● Data to process
********************
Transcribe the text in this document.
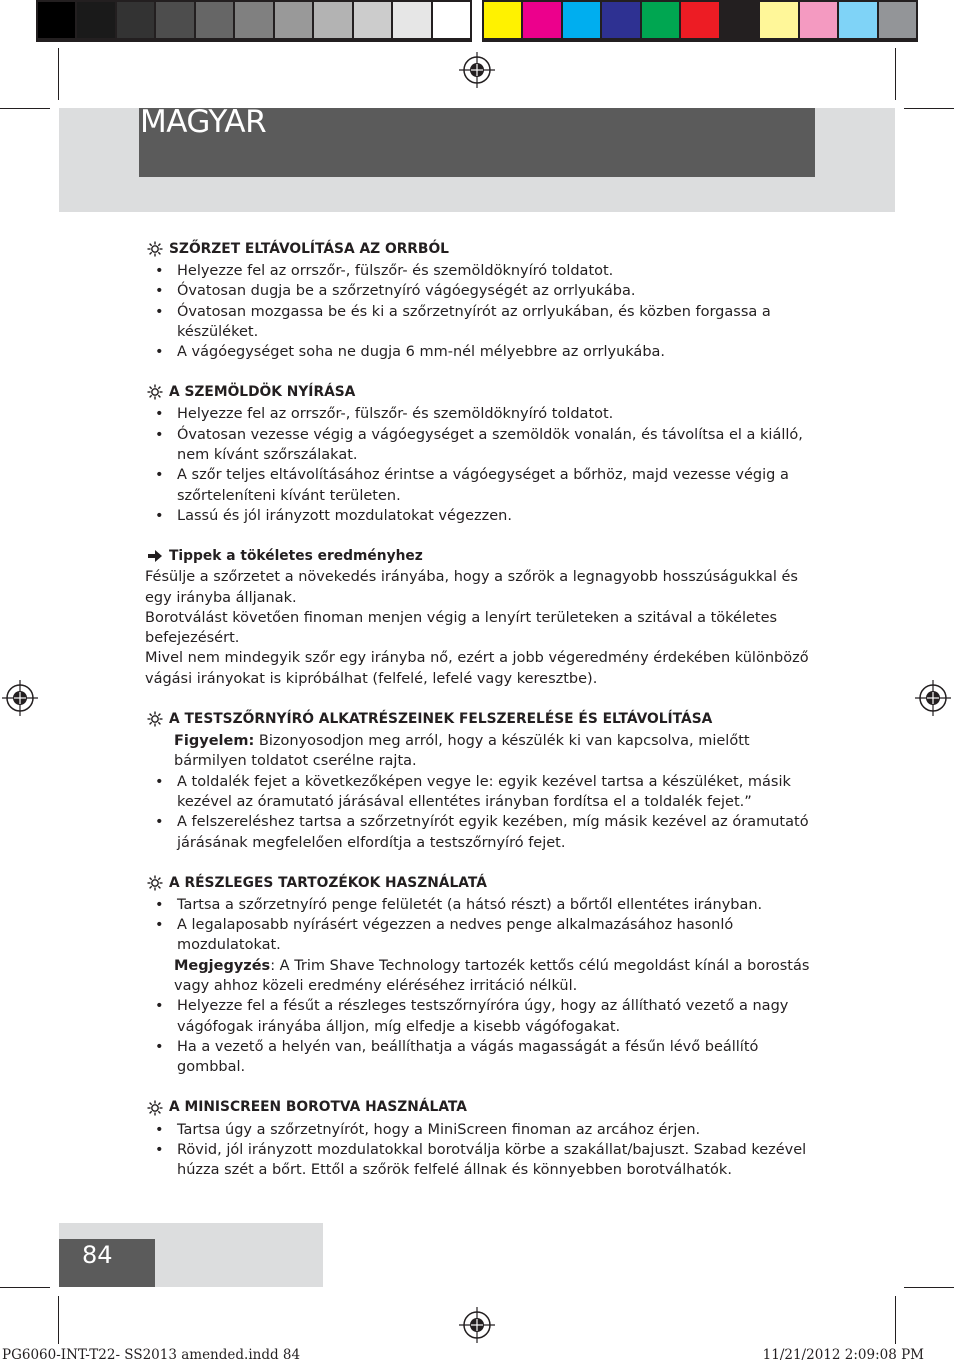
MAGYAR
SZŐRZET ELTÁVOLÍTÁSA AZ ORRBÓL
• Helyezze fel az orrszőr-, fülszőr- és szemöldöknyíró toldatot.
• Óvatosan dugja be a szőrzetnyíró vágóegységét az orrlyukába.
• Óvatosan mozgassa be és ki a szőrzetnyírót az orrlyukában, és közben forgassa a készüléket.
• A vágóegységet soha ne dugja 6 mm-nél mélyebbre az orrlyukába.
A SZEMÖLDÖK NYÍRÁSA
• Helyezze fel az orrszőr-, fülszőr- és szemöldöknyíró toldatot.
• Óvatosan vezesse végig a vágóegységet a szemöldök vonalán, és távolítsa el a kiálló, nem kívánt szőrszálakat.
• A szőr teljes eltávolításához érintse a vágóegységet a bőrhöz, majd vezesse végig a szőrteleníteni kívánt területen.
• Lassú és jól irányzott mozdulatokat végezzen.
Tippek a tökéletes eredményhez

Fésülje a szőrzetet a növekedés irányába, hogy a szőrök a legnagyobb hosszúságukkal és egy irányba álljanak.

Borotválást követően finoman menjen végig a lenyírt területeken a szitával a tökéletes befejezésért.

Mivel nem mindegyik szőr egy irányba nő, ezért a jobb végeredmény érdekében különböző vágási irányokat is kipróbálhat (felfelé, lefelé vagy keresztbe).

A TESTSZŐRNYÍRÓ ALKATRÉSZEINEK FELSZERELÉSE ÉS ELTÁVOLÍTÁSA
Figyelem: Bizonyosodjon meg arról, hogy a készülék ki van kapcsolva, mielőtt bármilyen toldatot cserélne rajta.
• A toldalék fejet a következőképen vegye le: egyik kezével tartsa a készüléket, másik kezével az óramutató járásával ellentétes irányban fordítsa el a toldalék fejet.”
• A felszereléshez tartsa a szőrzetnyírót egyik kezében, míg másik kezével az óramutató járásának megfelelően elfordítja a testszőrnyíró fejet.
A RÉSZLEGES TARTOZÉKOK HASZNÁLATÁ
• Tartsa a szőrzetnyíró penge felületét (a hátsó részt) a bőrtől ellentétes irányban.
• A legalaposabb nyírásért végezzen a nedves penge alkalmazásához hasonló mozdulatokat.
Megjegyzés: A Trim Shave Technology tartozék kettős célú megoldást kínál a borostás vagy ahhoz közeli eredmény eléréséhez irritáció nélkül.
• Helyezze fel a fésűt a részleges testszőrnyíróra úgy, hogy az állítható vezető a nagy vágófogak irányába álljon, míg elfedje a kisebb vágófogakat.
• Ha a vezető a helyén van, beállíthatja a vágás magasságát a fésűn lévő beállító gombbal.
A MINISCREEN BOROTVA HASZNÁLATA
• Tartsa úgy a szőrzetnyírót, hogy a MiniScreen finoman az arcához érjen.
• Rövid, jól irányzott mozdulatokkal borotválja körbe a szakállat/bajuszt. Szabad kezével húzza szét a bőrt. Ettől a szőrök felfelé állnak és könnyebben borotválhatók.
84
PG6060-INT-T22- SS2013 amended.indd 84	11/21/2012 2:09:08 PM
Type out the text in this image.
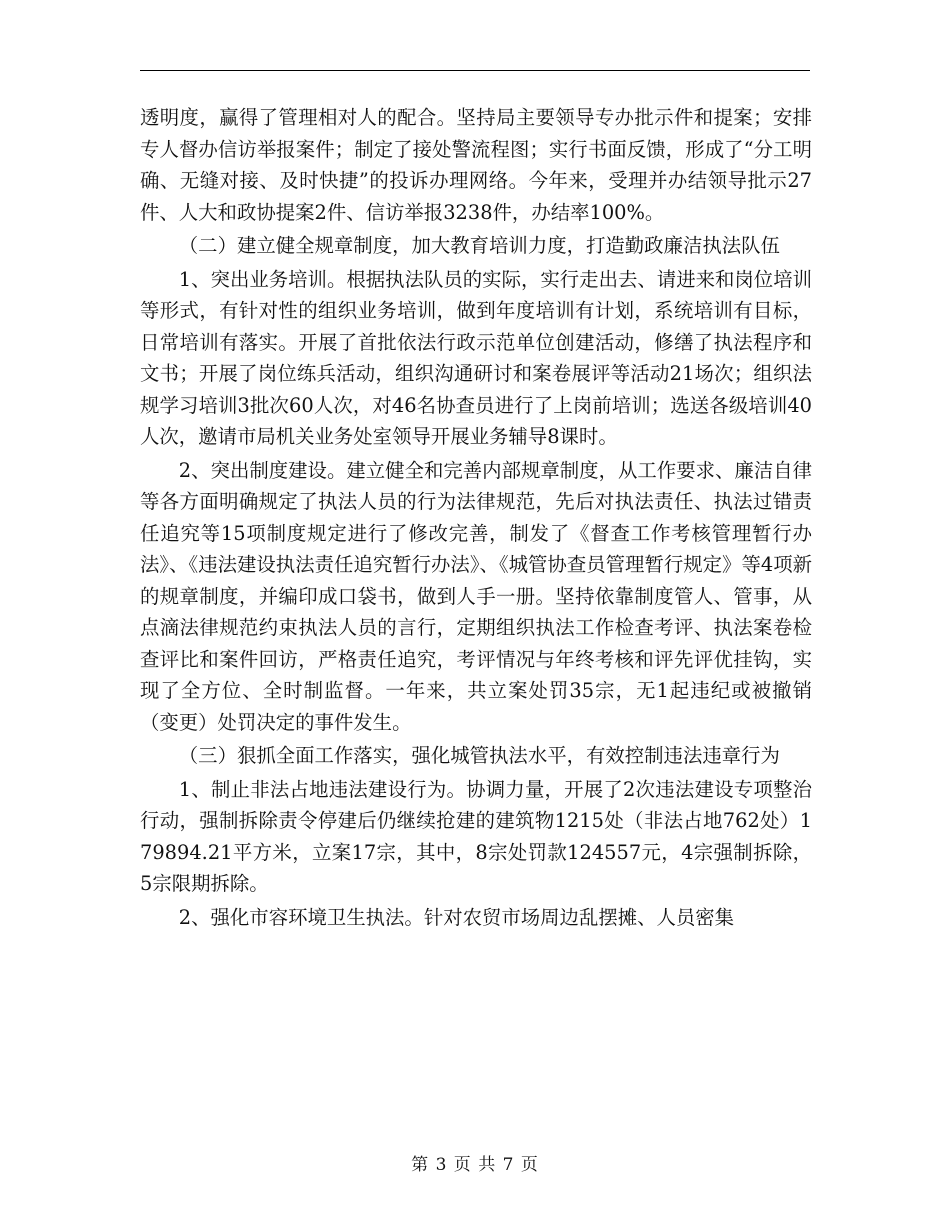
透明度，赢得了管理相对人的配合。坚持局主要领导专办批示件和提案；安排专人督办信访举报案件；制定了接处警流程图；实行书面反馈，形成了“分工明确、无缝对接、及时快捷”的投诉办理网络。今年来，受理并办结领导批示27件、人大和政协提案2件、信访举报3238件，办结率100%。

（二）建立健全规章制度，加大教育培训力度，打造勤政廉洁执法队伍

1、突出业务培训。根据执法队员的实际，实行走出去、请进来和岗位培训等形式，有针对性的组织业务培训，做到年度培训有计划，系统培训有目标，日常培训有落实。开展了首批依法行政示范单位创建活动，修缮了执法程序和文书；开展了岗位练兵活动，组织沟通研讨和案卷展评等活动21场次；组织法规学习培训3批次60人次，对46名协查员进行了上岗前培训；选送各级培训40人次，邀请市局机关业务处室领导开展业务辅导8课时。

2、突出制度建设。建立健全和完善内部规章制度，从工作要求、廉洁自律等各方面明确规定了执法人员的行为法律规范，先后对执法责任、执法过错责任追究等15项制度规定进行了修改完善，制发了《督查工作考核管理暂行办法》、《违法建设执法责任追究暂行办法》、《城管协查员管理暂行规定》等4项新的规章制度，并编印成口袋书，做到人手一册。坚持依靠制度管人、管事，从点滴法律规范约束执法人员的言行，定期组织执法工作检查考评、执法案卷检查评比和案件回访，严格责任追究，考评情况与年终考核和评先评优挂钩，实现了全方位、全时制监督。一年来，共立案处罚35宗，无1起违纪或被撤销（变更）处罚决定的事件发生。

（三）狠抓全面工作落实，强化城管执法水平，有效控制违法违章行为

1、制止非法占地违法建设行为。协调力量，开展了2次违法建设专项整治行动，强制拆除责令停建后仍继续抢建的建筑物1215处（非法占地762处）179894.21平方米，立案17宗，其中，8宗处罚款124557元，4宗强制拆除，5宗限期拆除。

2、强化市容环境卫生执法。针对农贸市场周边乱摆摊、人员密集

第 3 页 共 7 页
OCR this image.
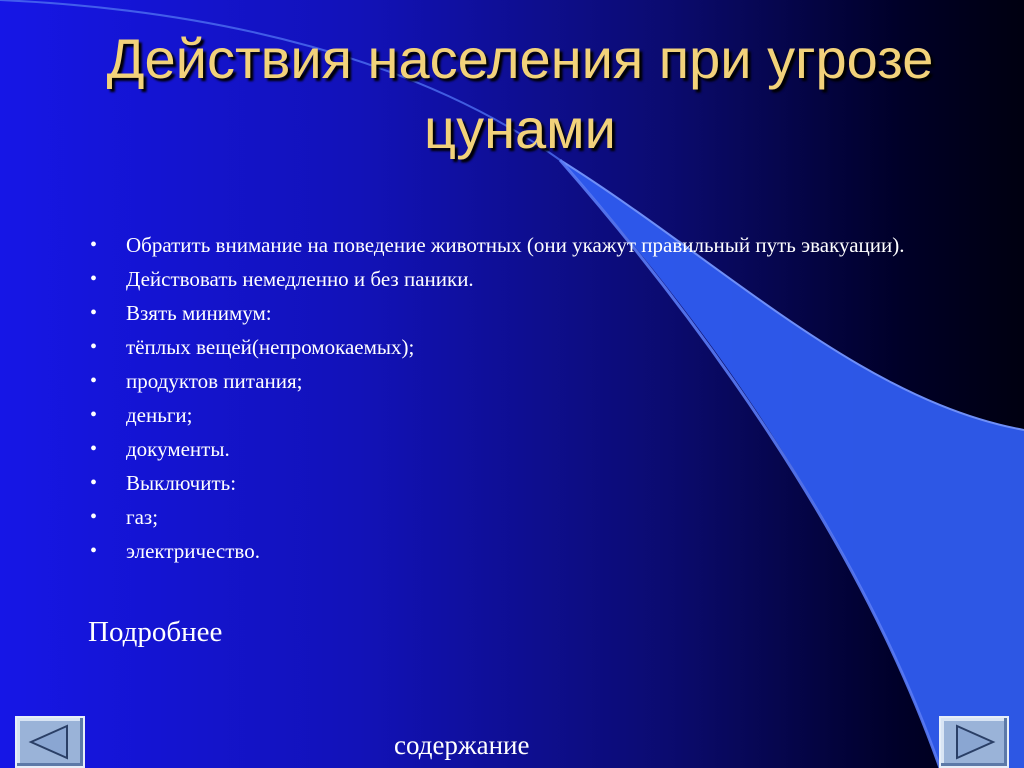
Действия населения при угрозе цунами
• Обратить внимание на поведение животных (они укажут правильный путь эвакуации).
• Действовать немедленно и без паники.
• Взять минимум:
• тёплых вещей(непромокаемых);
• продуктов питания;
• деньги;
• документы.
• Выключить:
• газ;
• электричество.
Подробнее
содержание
********************
Can the lines from the one with "OCR this image." to the end of the records above be quoted exactly, both ends included, with every picture omitted?

● Solution
OCR this image.
Действия населения при угрозе цунами
• Обратить внимание на поведение животных (они укажут правильный путь эвакуации).
• Действовать немедленно и без паники.
• Взять минимум:
• тёплых вещей(непромокаемых);
• продуктов питания;
• деньги;
• документы.
• Выключить:
• газ;
• электричество.
Подробнее
содержание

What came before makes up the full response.